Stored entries
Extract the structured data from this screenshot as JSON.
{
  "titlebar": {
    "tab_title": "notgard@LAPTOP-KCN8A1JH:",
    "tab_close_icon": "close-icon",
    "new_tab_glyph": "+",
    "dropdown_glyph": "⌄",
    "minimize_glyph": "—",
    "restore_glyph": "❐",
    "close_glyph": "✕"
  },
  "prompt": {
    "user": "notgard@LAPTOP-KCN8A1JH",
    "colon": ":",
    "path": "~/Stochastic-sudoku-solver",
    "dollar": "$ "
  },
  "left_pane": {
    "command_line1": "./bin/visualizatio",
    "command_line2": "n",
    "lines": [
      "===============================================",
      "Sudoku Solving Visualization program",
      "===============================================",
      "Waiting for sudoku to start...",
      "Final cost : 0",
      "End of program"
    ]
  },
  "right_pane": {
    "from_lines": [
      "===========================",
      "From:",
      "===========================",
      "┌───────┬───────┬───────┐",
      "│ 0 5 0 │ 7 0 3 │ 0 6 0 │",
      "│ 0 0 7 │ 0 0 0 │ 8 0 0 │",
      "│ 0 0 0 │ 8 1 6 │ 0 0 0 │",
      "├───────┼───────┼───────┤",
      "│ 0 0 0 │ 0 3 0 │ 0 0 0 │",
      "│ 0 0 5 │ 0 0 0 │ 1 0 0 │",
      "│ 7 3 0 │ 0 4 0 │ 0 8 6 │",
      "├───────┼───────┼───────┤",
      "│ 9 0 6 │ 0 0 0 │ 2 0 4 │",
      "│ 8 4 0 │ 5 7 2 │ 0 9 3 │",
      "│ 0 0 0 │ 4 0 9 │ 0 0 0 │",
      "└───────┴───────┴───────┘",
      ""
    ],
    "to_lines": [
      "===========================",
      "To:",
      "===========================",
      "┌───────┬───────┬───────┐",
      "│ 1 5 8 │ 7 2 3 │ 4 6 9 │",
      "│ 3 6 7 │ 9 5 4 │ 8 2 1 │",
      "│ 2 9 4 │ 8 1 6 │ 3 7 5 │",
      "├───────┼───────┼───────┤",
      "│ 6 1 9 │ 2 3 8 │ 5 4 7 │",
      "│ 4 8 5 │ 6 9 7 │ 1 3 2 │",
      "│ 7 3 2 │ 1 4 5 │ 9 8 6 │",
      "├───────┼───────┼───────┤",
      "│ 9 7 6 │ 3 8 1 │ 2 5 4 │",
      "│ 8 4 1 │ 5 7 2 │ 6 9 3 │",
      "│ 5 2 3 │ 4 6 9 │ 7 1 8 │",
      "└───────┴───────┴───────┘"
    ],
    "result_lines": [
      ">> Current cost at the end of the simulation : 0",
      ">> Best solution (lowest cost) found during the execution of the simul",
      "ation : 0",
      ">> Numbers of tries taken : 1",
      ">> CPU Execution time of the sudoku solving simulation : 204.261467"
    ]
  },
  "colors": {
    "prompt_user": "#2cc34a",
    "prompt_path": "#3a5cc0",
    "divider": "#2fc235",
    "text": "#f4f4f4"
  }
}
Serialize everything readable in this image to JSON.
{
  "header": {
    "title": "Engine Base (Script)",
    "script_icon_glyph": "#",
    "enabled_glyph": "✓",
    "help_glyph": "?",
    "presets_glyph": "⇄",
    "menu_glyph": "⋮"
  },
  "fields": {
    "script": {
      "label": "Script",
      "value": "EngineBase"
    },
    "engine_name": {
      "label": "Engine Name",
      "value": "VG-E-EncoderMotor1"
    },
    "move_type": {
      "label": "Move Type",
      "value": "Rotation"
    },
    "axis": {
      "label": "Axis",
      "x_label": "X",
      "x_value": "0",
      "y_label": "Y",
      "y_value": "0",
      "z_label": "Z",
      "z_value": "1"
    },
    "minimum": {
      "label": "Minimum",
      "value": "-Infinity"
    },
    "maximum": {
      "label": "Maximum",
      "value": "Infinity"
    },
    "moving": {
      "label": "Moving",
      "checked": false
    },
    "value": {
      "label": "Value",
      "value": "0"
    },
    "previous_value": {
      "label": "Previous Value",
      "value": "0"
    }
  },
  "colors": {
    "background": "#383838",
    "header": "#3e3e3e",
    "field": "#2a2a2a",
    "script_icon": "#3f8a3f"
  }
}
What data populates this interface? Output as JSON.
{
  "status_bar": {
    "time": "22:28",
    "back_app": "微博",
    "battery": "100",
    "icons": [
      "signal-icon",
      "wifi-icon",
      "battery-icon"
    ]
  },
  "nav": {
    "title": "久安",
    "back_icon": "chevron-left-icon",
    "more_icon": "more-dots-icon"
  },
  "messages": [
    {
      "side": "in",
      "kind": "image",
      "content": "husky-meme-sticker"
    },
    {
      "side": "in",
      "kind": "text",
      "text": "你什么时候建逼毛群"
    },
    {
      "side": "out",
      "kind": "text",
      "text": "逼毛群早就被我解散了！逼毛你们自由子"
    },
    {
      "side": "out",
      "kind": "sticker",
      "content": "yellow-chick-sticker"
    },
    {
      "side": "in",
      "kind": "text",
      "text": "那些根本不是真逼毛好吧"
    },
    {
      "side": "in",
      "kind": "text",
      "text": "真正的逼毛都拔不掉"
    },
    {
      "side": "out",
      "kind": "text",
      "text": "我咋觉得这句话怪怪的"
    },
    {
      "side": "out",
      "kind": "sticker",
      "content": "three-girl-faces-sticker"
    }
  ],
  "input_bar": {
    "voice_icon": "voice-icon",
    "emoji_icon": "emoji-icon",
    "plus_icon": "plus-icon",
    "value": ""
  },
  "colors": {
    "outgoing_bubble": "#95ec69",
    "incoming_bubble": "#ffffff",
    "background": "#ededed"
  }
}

WHAT IS NEEDED>
Report only the number of lines that hold the string "sticker" in this listing.

ANSWER TO THIS EXERCISE>
5